In the listing below, find every line with the string "patterns" and pull it out.
☆ ☆ ☆ ☆
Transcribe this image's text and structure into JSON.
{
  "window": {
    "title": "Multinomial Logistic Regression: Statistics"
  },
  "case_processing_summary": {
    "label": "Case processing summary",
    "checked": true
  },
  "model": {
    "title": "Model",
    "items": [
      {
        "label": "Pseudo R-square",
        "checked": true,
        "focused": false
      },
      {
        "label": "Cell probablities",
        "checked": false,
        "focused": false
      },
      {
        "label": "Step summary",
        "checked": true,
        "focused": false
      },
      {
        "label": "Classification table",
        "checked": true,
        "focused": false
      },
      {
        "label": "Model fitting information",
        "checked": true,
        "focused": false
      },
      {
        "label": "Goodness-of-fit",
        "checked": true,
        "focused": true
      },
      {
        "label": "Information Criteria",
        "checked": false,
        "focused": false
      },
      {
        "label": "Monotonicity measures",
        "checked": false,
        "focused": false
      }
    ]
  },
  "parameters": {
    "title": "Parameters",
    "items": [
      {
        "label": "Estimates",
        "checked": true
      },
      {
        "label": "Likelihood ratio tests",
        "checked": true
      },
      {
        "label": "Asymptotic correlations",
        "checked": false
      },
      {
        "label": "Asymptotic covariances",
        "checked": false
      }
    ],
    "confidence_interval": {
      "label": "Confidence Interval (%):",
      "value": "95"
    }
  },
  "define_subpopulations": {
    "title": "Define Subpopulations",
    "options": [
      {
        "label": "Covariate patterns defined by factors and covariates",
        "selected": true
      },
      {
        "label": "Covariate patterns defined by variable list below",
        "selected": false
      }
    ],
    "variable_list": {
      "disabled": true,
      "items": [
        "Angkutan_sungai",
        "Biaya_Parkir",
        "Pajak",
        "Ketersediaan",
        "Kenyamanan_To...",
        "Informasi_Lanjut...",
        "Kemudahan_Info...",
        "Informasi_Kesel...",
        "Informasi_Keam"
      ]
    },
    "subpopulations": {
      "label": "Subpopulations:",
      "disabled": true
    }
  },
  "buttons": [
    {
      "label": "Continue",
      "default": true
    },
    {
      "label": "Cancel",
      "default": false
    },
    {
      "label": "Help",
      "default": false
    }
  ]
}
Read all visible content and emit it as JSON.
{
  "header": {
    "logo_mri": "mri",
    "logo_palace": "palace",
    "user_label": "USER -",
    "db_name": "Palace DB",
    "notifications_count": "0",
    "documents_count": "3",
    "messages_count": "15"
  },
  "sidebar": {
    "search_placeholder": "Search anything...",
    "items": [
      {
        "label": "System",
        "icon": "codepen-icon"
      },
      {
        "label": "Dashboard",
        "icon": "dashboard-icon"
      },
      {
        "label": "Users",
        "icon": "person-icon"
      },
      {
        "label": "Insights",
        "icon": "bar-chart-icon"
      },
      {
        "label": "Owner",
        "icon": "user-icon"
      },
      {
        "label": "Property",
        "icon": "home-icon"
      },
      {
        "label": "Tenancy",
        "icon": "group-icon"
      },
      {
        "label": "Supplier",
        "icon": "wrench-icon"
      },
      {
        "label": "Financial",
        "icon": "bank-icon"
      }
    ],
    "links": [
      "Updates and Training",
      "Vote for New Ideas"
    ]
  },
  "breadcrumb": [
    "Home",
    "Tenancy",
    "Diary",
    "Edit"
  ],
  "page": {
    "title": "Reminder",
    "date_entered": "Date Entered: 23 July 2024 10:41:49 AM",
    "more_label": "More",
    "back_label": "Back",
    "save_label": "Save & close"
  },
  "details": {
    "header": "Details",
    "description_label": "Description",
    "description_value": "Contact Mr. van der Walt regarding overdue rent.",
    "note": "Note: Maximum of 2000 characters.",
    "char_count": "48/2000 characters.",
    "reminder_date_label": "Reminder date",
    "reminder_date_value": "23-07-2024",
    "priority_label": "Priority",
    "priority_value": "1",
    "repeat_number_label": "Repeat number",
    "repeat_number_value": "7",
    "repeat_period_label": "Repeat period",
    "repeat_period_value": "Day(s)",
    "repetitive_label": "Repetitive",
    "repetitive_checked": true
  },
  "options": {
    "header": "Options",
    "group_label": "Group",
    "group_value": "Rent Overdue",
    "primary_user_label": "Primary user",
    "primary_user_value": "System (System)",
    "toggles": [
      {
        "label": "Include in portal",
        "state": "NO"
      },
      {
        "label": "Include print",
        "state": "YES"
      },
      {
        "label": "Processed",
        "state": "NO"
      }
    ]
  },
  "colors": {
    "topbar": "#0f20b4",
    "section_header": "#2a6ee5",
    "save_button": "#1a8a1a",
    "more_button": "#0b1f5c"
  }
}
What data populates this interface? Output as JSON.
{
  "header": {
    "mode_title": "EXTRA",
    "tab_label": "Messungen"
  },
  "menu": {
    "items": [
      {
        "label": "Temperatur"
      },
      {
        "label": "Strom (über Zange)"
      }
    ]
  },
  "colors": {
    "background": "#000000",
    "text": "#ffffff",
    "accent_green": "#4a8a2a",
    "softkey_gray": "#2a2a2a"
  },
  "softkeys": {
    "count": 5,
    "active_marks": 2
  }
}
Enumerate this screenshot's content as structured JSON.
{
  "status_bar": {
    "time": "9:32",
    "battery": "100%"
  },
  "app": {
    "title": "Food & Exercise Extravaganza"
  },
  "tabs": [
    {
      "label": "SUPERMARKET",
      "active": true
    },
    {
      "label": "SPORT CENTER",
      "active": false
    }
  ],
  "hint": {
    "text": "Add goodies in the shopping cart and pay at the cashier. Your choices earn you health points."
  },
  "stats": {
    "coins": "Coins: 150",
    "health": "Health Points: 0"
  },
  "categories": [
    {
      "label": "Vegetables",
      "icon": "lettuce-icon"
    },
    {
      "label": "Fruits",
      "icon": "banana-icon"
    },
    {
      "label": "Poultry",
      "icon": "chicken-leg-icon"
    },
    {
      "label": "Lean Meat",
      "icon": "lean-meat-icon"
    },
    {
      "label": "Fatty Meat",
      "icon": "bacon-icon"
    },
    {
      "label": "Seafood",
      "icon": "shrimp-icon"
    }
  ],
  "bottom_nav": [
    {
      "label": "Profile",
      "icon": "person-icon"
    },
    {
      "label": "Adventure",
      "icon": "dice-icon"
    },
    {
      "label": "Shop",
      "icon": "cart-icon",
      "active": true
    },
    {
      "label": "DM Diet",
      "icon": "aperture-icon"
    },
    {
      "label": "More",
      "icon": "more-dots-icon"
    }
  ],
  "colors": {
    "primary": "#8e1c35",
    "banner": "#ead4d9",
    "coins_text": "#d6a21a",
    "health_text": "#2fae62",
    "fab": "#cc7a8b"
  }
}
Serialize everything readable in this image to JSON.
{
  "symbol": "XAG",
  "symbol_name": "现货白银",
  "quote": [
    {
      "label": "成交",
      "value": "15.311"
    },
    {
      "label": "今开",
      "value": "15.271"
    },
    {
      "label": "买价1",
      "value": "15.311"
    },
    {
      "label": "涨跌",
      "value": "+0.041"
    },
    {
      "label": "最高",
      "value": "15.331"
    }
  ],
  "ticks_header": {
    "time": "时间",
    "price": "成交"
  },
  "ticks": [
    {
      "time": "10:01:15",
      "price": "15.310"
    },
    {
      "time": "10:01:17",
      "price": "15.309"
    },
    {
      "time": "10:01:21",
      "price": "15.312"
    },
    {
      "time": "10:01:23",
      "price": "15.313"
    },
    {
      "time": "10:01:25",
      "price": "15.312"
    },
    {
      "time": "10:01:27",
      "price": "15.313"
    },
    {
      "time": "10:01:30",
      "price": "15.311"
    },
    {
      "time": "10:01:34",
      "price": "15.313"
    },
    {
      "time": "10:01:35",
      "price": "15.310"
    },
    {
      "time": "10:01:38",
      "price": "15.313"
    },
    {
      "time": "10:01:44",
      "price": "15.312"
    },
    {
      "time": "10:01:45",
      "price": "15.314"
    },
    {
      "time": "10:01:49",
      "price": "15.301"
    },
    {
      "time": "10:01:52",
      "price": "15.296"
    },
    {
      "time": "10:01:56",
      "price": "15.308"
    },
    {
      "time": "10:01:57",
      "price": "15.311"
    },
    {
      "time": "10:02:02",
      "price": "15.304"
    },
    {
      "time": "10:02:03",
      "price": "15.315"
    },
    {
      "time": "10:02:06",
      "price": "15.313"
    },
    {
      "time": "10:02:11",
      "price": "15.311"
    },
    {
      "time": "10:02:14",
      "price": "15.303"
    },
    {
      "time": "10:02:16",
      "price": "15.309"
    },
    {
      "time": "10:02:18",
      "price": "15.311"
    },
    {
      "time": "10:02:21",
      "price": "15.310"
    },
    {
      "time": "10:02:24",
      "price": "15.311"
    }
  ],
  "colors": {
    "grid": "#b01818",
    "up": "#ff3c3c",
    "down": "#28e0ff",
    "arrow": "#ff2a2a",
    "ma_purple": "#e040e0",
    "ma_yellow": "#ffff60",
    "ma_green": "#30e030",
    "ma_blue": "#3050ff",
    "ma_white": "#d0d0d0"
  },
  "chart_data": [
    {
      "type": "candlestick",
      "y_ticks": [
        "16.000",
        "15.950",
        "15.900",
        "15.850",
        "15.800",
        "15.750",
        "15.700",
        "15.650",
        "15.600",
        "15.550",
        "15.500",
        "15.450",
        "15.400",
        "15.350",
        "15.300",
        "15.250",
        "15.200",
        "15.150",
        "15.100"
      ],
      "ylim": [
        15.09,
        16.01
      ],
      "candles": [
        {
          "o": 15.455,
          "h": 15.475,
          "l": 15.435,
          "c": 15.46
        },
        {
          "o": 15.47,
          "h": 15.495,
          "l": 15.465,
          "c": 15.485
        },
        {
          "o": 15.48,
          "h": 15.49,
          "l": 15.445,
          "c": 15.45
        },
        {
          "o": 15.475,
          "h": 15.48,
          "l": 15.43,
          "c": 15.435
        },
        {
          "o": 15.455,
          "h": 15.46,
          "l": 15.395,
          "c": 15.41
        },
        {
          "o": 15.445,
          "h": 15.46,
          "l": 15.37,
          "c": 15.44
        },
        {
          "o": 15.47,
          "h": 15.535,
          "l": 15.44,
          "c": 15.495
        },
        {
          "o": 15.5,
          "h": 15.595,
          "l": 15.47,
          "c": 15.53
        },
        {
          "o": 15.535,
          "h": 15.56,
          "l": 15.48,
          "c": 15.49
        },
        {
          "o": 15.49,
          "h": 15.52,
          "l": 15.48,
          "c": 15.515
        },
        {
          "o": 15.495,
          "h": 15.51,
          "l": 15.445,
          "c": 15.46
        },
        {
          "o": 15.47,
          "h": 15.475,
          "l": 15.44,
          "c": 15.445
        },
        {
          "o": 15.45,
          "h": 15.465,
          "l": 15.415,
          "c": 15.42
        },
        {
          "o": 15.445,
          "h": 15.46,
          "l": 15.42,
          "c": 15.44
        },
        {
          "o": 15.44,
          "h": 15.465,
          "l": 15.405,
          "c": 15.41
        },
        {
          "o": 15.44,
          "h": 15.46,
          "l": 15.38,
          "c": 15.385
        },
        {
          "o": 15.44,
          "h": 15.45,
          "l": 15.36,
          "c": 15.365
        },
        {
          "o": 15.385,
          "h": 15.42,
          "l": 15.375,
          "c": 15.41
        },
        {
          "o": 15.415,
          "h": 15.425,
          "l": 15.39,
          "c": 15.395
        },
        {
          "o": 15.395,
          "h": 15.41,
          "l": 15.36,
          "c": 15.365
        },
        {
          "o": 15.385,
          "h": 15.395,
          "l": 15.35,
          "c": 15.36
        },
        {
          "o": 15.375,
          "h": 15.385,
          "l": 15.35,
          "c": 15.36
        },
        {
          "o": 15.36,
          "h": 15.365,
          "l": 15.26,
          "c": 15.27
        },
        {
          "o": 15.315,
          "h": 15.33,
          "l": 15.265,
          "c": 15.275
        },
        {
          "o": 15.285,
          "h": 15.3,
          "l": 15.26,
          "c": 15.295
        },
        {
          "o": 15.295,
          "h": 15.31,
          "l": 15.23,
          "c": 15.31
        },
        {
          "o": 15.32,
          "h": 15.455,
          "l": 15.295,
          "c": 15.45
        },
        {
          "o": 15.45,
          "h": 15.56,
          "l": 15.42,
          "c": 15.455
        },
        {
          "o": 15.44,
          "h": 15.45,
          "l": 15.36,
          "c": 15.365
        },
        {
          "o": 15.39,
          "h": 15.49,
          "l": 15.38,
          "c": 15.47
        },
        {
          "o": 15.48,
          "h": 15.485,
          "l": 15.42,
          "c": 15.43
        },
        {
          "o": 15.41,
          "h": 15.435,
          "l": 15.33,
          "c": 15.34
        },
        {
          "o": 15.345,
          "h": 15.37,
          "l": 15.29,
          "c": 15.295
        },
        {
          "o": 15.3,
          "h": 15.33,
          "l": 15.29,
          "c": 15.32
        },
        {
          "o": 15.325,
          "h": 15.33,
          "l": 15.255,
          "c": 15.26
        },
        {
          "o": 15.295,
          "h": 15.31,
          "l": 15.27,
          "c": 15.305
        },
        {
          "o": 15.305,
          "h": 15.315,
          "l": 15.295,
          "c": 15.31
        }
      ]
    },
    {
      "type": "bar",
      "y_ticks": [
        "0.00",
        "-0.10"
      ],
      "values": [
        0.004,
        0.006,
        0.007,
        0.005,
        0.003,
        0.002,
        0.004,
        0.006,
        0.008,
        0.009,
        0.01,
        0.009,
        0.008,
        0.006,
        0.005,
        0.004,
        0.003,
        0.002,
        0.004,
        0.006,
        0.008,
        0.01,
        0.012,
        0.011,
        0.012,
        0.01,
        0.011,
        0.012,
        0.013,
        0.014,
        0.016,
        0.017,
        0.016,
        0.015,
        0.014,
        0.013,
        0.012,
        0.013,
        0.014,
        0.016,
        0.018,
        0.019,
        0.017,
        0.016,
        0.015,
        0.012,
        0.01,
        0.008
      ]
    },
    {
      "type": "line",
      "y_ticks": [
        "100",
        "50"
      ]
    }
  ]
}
☆ ☆ ☆ ☆
Solution below:
        "label": "Covariate patterns defined by factors and covariates",
        "label": "Covariate patterns defined by variable list below",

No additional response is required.